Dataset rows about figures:
---

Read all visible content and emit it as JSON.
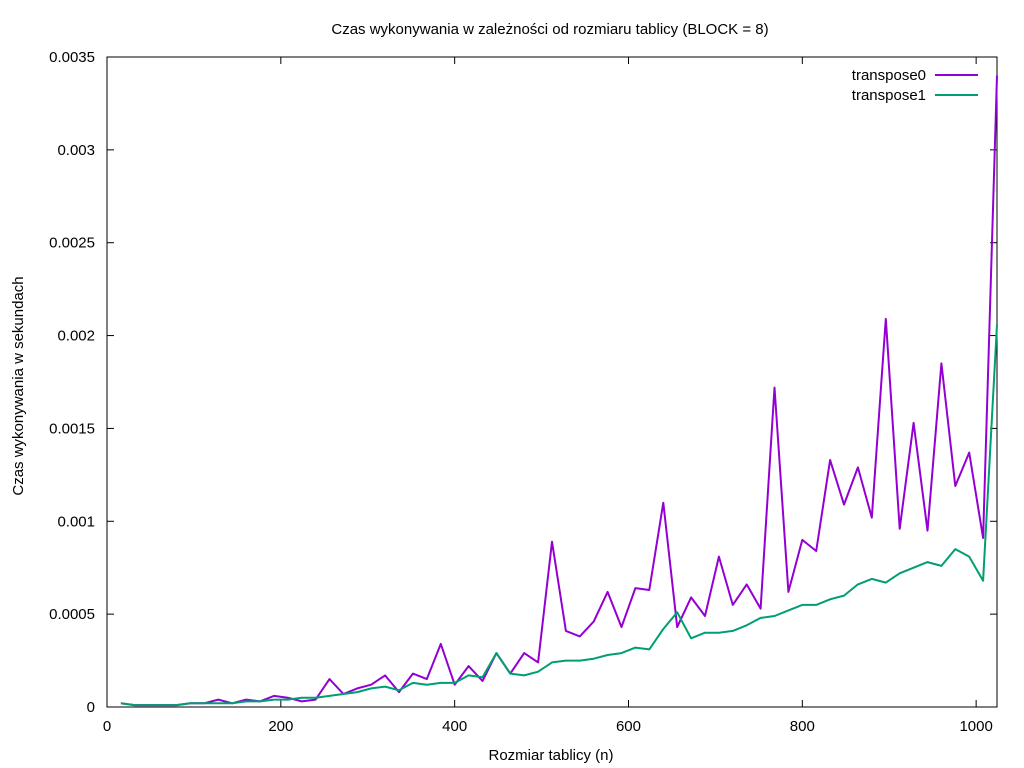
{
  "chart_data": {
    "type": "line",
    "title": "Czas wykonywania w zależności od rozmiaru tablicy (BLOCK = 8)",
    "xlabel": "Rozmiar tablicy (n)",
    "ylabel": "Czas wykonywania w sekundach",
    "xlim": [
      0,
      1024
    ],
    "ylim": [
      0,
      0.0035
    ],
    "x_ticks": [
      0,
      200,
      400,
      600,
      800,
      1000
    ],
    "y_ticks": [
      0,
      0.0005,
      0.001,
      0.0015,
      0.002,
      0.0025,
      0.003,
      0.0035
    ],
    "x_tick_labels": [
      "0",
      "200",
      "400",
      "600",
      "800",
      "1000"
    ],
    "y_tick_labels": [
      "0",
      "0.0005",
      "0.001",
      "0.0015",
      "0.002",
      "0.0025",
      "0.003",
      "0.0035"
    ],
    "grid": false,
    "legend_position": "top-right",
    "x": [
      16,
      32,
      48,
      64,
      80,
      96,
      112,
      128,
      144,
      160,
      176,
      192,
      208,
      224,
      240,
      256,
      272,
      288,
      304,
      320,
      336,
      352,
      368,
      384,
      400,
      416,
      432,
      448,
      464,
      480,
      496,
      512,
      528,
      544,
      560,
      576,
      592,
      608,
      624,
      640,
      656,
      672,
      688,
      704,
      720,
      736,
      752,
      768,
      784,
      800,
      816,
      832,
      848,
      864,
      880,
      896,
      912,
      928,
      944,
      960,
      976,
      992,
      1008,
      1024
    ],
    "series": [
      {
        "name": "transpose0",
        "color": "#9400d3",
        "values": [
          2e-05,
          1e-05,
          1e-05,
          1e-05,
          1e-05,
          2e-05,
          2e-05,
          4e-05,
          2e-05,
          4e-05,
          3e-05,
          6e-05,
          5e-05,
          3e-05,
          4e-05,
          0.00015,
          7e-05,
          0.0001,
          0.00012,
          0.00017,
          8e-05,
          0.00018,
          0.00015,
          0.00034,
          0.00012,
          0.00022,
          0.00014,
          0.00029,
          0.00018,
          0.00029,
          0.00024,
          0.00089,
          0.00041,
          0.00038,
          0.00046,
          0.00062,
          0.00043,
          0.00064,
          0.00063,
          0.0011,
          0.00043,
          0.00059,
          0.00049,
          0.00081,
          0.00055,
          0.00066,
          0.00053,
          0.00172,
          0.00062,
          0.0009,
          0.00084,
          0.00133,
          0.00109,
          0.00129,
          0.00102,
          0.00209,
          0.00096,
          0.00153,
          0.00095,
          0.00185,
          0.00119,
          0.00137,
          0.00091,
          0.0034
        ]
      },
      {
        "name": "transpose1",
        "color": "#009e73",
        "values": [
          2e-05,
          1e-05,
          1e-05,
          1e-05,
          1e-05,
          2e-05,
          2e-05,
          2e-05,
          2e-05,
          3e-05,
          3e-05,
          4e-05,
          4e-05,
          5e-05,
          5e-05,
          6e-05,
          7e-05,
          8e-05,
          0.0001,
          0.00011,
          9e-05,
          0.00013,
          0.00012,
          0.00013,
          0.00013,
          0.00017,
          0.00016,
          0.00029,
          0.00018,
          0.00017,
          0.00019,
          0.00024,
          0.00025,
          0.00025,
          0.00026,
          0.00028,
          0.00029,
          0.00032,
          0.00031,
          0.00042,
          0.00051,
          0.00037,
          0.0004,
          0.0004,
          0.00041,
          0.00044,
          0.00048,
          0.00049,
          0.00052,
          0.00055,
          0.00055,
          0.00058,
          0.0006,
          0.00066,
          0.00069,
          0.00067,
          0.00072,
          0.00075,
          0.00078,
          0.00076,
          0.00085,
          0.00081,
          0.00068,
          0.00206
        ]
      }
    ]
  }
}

---

Give an exact copy of the material, leaving out every picture.

Read all visible content and emit it as JSON.
{
  "chart_data": {
    "type": "line",
    "title": "Czas wykonywania w zależności od rozmiaru tablicy (BLOCK = 8)",
    "xlabel": "Rozmiar tablicy (n)",
    "ylabel": "Czas wykonywania w sekundach",
    "xlim": [
      0,
      1024
    ],
    "ylim": [
      0,
      0.0035
    ],
    "x_ticks": [
      0,
      200,
      400,
      600,
      800,
      1000
    ],
    "y_ticks": [
      0,
      0.0005,
      0.001,
      0.0015,
      0.002,
      0.0025,
      0.003,
      0.0035
    ],
    "x_tick_labels": [
      "0",
      "200",
      "400",
      "600",
      "800",
      "1000"
    ],
    "y_tick_labels": [
      "0",
      "0.0005",
      "0.001",
      "0.0015",
      "0.002",
      "0.0025",
      "0.003",
      "0.0035"
    ],
    "grid": false,
    "legend_position": "top-right",
    "x": [
      16,
      32,
      48,
      64,
      80,
      96,
      112,
      128,
      144,
      160,
      176,
      192,
      208,
      224,
      240,
      256,
      272,
      288,
      304,
      320,
      336,
      352,
      368,
      384,
      400,
      416,
      432,
      448,
      464,
      480,
      496,
      512,
      528,
      544,
      560,
      576,
      592,
      608,
      624,
      640,
      656,
      672,
      688,
      704,
      720,
      736,
      752,
      768,
      784,
      800,
      816,
      832,
      848,
      864,
      880,
      896,
      912,
      928,
      944,
      960,
      976,
      992,
      1008,
      1024
    ],
    "series": [
      {
        "name": "transpose0",
        "color": "#9400d3",
        "values": [
          2e-05,
          1e-05,
          1e-05,
          1e-05,
          1e-05,
          2e-05,
          2e-05,
          4e-05,
          2e-05,
          4e-05,
          3e-05,
          6e-05,
          5e-05,
          3e-05,
          4e-05,
          0.00015,
          7e-05,
          0.0001,
          0.00012,
          0.00017,
          8e-05,
          0.00018,
          0.00015,
          0.00034,
          0.00012,
          0.00022,
          0.00014,
          0.00029,
          0.00018,
          0.00029,
          0.00024,
          0.00089,
          0.00041,
          0.00038,
          0.00046,
          0.00062,
          0.00043,
          0.00064,
          0.00063,
          0.0011,
          0.00043,
          0.00059,
          0.00049,
          0.00081,
          0.00055,
          0.00066,
          0.00053,
          0.00172,
          0.00062,
          0.0009,
          0.00084,
          0.00133,
          0.00109,
          0.00129,
          0.00102,
          0.00209,
          0.00096,
          0.00153,
          0.00095,
          0.00185,
          0.00119,
          0.00137,
          0.00091,
          0.0034
        ]
      },
      {
        "name": "transpose1",
        "color": "#009e73",
        "values": [
          2e-05,
          1e-05,
          1e-05,
          1e-05,
          1e-05,
          2e-05,
          2e-05,
          2e-05,
          2e-05,
          3e-05,
          3e-05,
          4e-05,
          4e-05,
          5e-05,
          5e-05,
          6e-05,
          7e-05,
          8e-05,
          0.0001,
          0.00011,
          9e-05,
          0.00013,
          0.00012,
          0.00013,
          0.00013,
          0.00017,
          0.00016,
          0.00029,
          0.00018,
          0.00017,
          0.00019,
          0.00024,
          0.00025,
          0.00025,
          0.00026,
          0.00028,
          0.00029,
          0.00032,
          0.00031,
          0.00042,
          0.00051,
          0.00037,
          0.0004,
          0.0004,
          0.00041,
          0.00044,
          0.00048,
          0.00049,
          0.00052,
          0.00055,
          0.00055,
          0.00058,
          0.0006,
          0.00066,
          0.00069,
          0.00067,
          0.00072,
          0.00075,
          0.00078,
          0.00076,
          0.00085,
          0.00081,
          0.00068,
          0.00206
        ]
      }
    ]
  }
}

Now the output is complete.